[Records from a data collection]
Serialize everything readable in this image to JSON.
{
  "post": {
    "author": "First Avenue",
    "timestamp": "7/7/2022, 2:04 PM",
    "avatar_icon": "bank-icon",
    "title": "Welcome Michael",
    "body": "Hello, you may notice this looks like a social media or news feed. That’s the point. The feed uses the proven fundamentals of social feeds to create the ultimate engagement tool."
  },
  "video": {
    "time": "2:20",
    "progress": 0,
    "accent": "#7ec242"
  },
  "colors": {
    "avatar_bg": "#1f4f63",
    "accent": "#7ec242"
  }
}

Task details: Each line in the material above must be retyped without alteration.

Answer to this problem:
Serialize everything readable in this image to JSON.
{
  "post": {
    "author": "First Avenue",
    "timestamp": "7/7/2022, 2:04 PM",
    "avatar_icon": "bank-icon",
    "title": "Welcome Michael",
    "body": "Hello, you may notice this looks like a social media or news feed. That’s the point. The feed uses the proven fundamentals of social feeds to create the ultimate engagement tool."
  },
  "video": {
    "time": "2:20",
    "progress": 0,
    "accent": "#7ec242"
  },
  "colors": {
    "avatar_bg": "#1f4f63",
    "accent": "#7ec242"
  }
}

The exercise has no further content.